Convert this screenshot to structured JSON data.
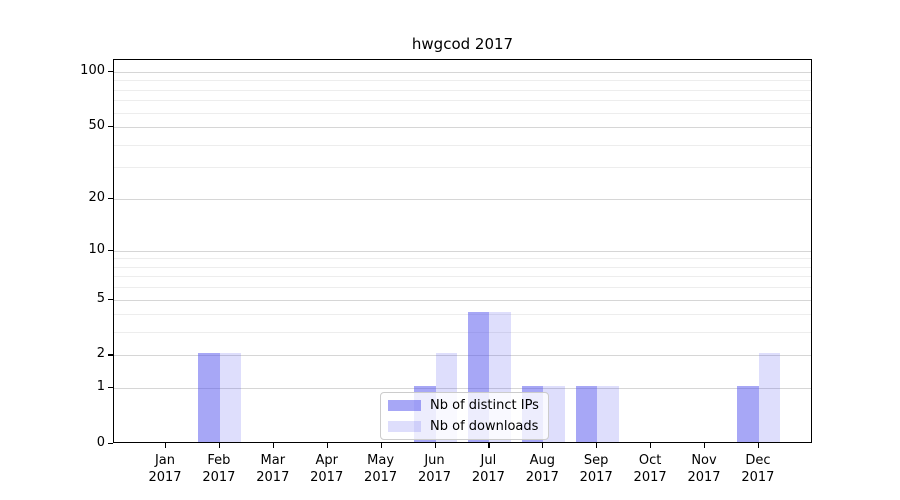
{
  "window": {
    "background": "#ffffff"
  },
  "chart_data": {
    "type": "bar",
    "title": "hwgcod 2017",
    "categories": [
      "Jan",
      "Feb",
      "Mar",
      "Apr",
      "May",
      "Jun",
      "Jul",
      "Aug",
      "Sep",
      "Oct",
      "Nov",
      "Dec"
    ],
    "category_year": "2017",
    "xlabel": "",
    "ylabel": "",
    "series": [
      {
        "name": "Nb of distinct IPs",
        "color": "rgba(80, 80, 238, 0.5)",
        "values": [
          0,
          2,
          0,
          0,
          0,
          1,
          4,
          1,
          1,
          0,
          0,
          1
        ]
      },
      {
        "name": "Nb of downloads",
        "color": "rgba(80, 80, 238, 0.19)",
        "values": [
          0,
          2,
          0,
          0,
          0,
          2,
          4,
          1,
          1,
          0,
          0,
          2
        ]
      }
    ],
    "yscale": "log1p",
    "ylim": [
      0,
      116
    ],
    "y_major_ticks": [
      0,
      1,
      2,
      5,
      10,
      20,
      50,
      100
    ],
    "y_minor_ticks": [
      3,
      4,
      6,
      7,
      8,
      9,
      30,
      40,
      60,
      70,
      80,
      90
    ],
    "grid": "horizontal",
    "legend_position": "bottom-center-inside",
    "frame": "full-box"
  }
}
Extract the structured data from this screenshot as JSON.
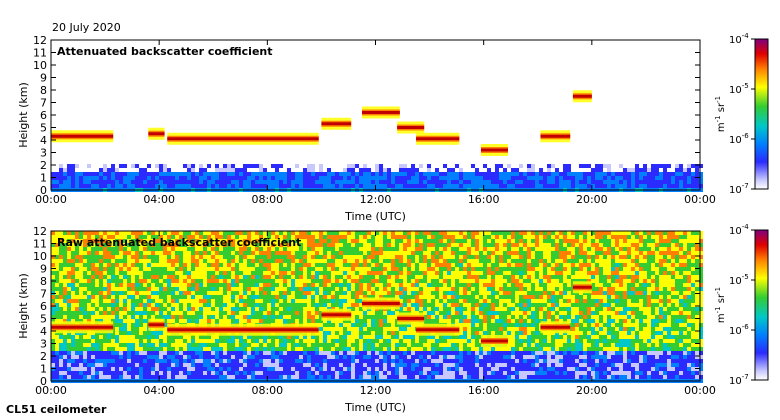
{
  "header": {
    "date": "20 July 2020"
  },
  "footer": {
    "instrument": "CL51 ceilometer"
  },
  "colorbar": {
    "tick_labels": [
      {
        "base": "10",
        "exp": "-4"
      },
      {
        "base": "10",
        "exp": "-5"
      },
      {
        "base": "10",
        "exp": "-6"
      },
      {
        "base": "10",
        "exp": "-7"
      }
    ],
    "unit": {
      "m": "m",
      "m_exp": "-1",
      "sr": "sr",
      "sr_exp": "-1"
    },
    "colors": [
      "#ffffff",
      "#c8c8ff",
      "#2b2bff",
      "#0080ff",
      "#00c8c8",
      "#33cc33",
      "#ffff00",
      "#ff8000",
      "#e00000",
      "#800080"
    ]
  },
  "chart_data": [
    {
      "type": "heatmap",
      "title": "Attenuated backscatter coefficient",
      "xlabel": "Time (UTC)",
      "ylabel": "Height (km)",
      "x_ticks": [
        "00:00",
        "04:00",
        "08:00",
        "12:00",
        "16:00",
        "20:00",
        "00:00"
      ],
      "y_ticks": [
        "0",
        "1",
        "2",
        "3",
        "4",
        "5",
        "6",
        "7",
        "8",
        "9",
        "10",
        "11",
        "12"
      ],
      "xlim": [
        0,
        24
      ],
      "ylim": [
        0,
        12
      ],
      "z_scale": "log",
      "zlim": [
        1e-07,
        0.0001
      ],
      "cloud_layers": [
        {
          "t_start": 0.0,
          "t_end": 2.3,
          "height_km": 4.3
        },
        {
          "t_start": 3.6,
          "t_end": 4.2,
          "height_km": 4.5
        },
        {
          "t_start": 4.3,
          "t_end": 9.9,
          "height_km": 4.1
        },
        {
          "t_start": 10.0,
          "t_end": 11.1,
          "height_km": 5.3
        },
        {
          "t_start": 11.5,
          "t_end": 12.9,
          "height_km": 6.2
        },
        {
          "t_start": 12.8,
          "t_end": 13.8,
          "height_km": 5.0
        },
        {
          "t_start": 13.5,
          "t_end": 15.1,
          "height_km": 4.1
        },
        {
          "t_start": 15.9,
          "t_end": 16.9,
          "height_km": 3.2
        },
        {
          "t_start": 18.1,
          "t_end": 19.2,
          "height_km": 4.3
        },
        {
          "t_start": 19.3,
          "t_end": 20.0,
          "height_km": 7.5
        }
      ]
    },
    {
      "type": "heatmap",
      "title": "Raw attenuated backscatter coefficient",
      "xlabel": "Time (UTC)",
      "ylabel": "Height (km)",
      "x_ticks": [
        "00:00",
        "04:00",
        "08:00",
        "12:00",
        "16:00",
        "20:00",
        "00:00"
      ],
      "y_ticks": [
        "0",
        "1",
        "2",
        "3",
        "4",
        "5",
        "6",
        "7",
        "8",
        "9",
        "10",
        "11",
        "12"
      ],
      "xlim": [
        0,
        24
      ],
      "ylim": [
        0,
        12
      ],
      "z_scale": "log",
      "zlim": [
        1e-07,
        0.0001
      ],
      "cloud_layers": [
        {
          "t_start": 0.0,
          "t_end": 2.3,
          "height_km": 4.3
        },
        {
          "t_start": 3.6,
          "t_end": 4.2,
          "height_km": 4.5
        },
        {
          "t_start": 4.3,
          "t_end": 9.9,
          "height_km": 4.1
        },
        {
          "t_start": 10.0,
          "t_end": 11.1,
          "height_km": 5.3
        },
        {
          "t_start": 11.5,
          "t_end": 12.9,
          "height_km": 6.2
        },
        {
          "t_start": 12.8,
          "t_end": 13.8,
          "height_km": 5.0
        },
        {
          "t_start": 13.5,
          "t_end": 15.1,
          "height_km": 4.1
        },
        {
          "t_start": 15.9,
          "t_end": 16.9,
          "height_km": 3.2
        },
        {
          "t_start": 18.1,
          "t_end": 19.2,
          "height_km": 4.3
        },
        {
          "t_start": 19.3,
          "t_end": 20.0,
          "height_km": 7.5
        }
      ]
    }
  ]
}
══════
Spot every line that holds "backscatter" and copy it.

      "title": "Attenuated backscatter coefficient",
      "title": "Raw attenuated backscatter coefficient",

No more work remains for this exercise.